» What is expected
Set down the material once more, exactly as it appears.
>> Start Rows
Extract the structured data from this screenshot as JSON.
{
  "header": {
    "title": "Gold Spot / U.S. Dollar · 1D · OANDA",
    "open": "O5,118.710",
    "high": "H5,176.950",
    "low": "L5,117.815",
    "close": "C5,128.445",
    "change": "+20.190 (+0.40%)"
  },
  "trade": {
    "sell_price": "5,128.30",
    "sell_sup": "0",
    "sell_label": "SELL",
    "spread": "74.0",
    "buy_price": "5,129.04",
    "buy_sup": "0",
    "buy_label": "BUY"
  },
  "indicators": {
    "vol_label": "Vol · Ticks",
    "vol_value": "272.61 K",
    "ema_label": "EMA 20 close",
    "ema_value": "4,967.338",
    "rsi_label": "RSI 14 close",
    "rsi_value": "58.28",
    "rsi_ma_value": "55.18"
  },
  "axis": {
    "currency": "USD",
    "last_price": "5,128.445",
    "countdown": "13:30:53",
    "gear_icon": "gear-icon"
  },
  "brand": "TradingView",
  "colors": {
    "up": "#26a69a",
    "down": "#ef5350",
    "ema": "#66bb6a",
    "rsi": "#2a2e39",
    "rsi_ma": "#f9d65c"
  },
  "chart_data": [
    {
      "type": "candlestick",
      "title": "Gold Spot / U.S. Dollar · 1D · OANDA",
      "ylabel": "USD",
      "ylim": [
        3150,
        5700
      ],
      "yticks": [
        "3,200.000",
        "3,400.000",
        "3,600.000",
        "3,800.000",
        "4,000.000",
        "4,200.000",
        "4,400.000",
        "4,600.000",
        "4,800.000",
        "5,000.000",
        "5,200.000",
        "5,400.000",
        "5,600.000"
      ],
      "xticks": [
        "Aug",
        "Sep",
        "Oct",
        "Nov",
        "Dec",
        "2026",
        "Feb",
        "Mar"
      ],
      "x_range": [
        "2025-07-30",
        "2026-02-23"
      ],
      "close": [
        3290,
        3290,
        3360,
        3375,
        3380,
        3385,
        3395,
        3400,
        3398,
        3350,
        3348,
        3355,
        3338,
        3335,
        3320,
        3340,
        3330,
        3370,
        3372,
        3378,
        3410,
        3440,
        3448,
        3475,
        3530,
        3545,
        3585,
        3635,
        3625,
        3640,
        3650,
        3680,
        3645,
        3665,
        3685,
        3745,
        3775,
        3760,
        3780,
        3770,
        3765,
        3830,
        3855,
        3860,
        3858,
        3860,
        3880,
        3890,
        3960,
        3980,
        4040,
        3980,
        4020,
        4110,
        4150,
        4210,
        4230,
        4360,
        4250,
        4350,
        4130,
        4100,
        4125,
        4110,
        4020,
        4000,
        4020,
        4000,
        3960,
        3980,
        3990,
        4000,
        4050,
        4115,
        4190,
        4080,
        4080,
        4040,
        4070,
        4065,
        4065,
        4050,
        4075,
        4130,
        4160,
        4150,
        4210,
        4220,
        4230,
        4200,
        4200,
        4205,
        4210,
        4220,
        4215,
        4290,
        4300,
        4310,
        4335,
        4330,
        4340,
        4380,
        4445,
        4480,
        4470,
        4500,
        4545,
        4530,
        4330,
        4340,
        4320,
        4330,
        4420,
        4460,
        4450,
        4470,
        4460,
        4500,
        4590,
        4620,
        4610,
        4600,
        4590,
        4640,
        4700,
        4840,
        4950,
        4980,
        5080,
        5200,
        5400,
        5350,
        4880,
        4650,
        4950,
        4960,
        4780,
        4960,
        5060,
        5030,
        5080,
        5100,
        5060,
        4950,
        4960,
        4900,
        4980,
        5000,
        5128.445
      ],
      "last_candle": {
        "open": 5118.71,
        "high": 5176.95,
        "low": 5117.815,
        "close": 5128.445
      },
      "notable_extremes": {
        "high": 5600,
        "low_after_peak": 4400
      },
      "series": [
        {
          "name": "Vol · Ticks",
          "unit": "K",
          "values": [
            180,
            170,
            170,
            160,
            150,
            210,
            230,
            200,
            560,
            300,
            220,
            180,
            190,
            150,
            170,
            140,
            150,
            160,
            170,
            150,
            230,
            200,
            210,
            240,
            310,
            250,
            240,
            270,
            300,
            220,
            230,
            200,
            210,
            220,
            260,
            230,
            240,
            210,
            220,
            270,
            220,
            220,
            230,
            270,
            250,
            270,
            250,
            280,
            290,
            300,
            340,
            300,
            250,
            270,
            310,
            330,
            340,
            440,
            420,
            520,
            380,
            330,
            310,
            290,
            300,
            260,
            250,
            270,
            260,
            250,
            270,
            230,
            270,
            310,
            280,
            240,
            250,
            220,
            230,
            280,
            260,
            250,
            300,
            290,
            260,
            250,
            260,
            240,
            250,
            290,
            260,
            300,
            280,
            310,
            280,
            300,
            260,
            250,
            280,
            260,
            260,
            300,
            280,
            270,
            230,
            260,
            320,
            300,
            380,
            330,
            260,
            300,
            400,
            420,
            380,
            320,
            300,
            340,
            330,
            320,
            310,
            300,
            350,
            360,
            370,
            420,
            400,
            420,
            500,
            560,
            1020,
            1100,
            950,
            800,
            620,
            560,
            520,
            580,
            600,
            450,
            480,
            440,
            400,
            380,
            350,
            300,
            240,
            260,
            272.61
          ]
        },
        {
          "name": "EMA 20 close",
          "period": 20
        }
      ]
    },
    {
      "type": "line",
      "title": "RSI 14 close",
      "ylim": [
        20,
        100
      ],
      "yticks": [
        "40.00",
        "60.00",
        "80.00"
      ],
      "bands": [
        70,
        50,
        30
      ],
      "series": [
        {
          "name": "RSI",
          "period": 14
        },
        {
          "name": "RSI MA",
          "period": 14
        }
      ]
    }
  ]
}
>> End Rows
» Problem solution
Extract the structured data from this screenshot as JSON.
{
  "header": {
    "title": "Gold Spot / U.S. Dollar · 1D · OANDA",
    "open": "O5,118.710",
    "high": "H5,176.950",
    "low": "L5,117.815",
    "close": "C5,128.445",
    "change": "+20.190 (+0.40%)"
  },
  "trade": {
    "sell_price": "5,128.30",
    "sell_sup": "0",
    "sell_label": "SELL",
    "spread": "74.0",
    "buy_price": "5,129.04",
    "buy_sup": "0",
    "buy_label": "BUY"
  },
  "indicators": {
    "vol_label": "Vol · Ticks",
    "vol_value": "272.61 K",
    "ema_label": "EMA 20 close",
    "ema_value": "4,967.338",
    "rsi_label": "RSI 14 close",
    "rsi_value": "58.28",
    "rsi_ma_value": "55.18"
  },
  "axis": {
    "currency": "USD",
    "last_price": "5,128.445",
    "countdown": "13:30:53",
    "gear_icon": "gear-icon"
  },
  "brand": "TradingView",
  "colors": {
    "up": "#26a69a",
    "down": "#ef5350",
    "ema": "#66bb6a",
    "rsi": "#2a2e39",
    "rsi_ma": "#f9d65c"
  },
  "chart_data": [
    {
      "type": "candlestick",
      "title": "Gold Spot / U.S. Dollar · 1D · OANDA",
      "ylabel": "USD",
      "ylim": [
        3150,
        5700
      ],
      "yticks": [
        "3,200.000",
        "3,400.000",
        "3,600.000",
        "3,800.000",
        "4,000.000",
        "4,200.000",
        "4,400.000",
        "4,600.000",
        "4,800.000",
        "5,000.000",
        "5,200.000",
        "5,400.000",
        "5,600.000"
      ],
      "xticks": [
        "Aug",
        "Sep",
        "Oct",
        "Nov",
        "Dec",
        "2026",
        "Feb",
        "Mar"
      ],
      "x_range": [
        "2025-07-30",
        "2026-02-23"
      ],
      "close": [
        3290,
        3290,
        3360,
        3375,
        3380,
        3385,
        3395,
        3400,
        3398,
        3350,
        3348,
        3355,
        3338,
        3335,
        3320,
        3340,
        3330,
        3370,
        3372,
        3378,
        3410,
        3440,
        3448,
        3475,
        3530,
        3545,
        3585,
        3635,
        3625,
        3640,
        3650,
        3680,
        3645,
        3665,
        3685,
        3745,
        3775,
        3760,
        3780,
        3770,
        3765,
        3830,
        3855,
        3860,
        3858,
        3860,
        3880,
        3890,
        3960,
        3980,
        4040,
        3980,
        4020,
        4110,
        4150,
        4210,
        4230,
        4360,
        4250,
        4350,
        4130,
        4100,
        4125,
        4110,
        4020,
        4000,
        4020,
        4000,
        3960,
        3980,
        3990,
        4000,
        4050,
        4115,
        4190,
        4080,
        4080,
        4040,
        4070,
        4065,
        4065,
        4050,
        4075,
        4130,
        4160,
        4150,
        4210,
        4220,
        4230,
        4200,
        4200,
        4205,
        4210,
        4220,
        4215,
        4290,
        4300,
        4310,
        4335,
        4330,
        4340,
        4380,
        4445,
        4480,
        4470,
        4500,
        4545,
        4530,
        4330,
        4340,
        4320,
        4330,
        4420,
        4460,
        4450,
        4470,
        4460,
        4500,
        4590,
        4620,
        4610,
        4600,
        4590,
        4640,
        4700,
        4840,
        4950,
        4980,
        5080,
        5200,
        5400,
        5350,
        4880,
        4650,
        4950,
        4960,
        4780,
        4960,
        5060,
        5030,
        5080,
        5100,
        5060,
        4950,
        4960,
        4900,
        4980,
        5000,
        5128.445
      ],
      "last_candle": {
        "open": 5118.71,
        "high": 5176.95,
        "low": 5117.815,
        "close": 5128.445
      },
      "notable_extremes": {
        "high": 5600,
        "low_after_peak": 4400
      },
      "series": [
        {
          "name": "Vol · Ticks",
          "unit": "K",
          "values": [
            180,
            170,
            170,
            160,
            150,
            210,
            230,
            200,
            560,
            300,
            220,
            180,
            190,
            150,
            170,
            140,
            150,
            160,
            170,
            150,
            230,
            200,
            210,
            240,
            310,
            250,
            240,
            270,
            300,
            220,
            230,
            200,
            210,
            220,
            260,
            230,
            240,
            210,
            220,
            270,
            220,
            220,
            230,
            270,
            250,
            270,
            250,
            280,
            290,
            300,
            340,
            300,
            250,
            270,
            310,
            330,
            340,
            440,
            420,
            520,
            380,
            330,
            310,
            290,
            300,
            260,
            250,
            270,
            260,
            250,
            270,
            230,
            270,
            310,
            280,
            240,
            250,
            220,
            230,
            280,
            260,
            250,
            300,
            290,
            260,
            250,
            260,
            240,
            250,
            290,
            260,
            300,
            280,
            310,
            280,
            300,
            260,
            250,
            280,
            260,
            260,
            300,
            280,
            270,
            230,
            260,
            320,
            300,
            380,
            330,
            260,
            300,
            400,
            420,
            380,
            320,
            300,
            340,
            330,
            320,
            310,
            300,
            350,
            360,
            370,
            420,
            400,
            420,
            500,
            560,
            1020,
            1100,
            950,
            800,
            620,
            560,
            520,
            580,
            600,
            450,
            480,
            440,
            400,
            380,
            350,
            300,
            240,
            260,
            272.61
          ]
        },
        {
          "name": "EMA 20 close",
          "period": 20
        }
      ]
    },
    {
      "type": "line",
      "title": "RSI 14 close",
      "ylim": [
        20,
        100
      ],
      "yticks": [
        "40.00",
        "60.00",
        "80.00"
      ],
      "bands": [
        70,
        50,
        30
      ],
      "series": [
        {
          "name": "RSI",
          "period": 14
        },
        {
          "name": "RSI MA",
          "period": 14
        }
      ]
    }
  ]
}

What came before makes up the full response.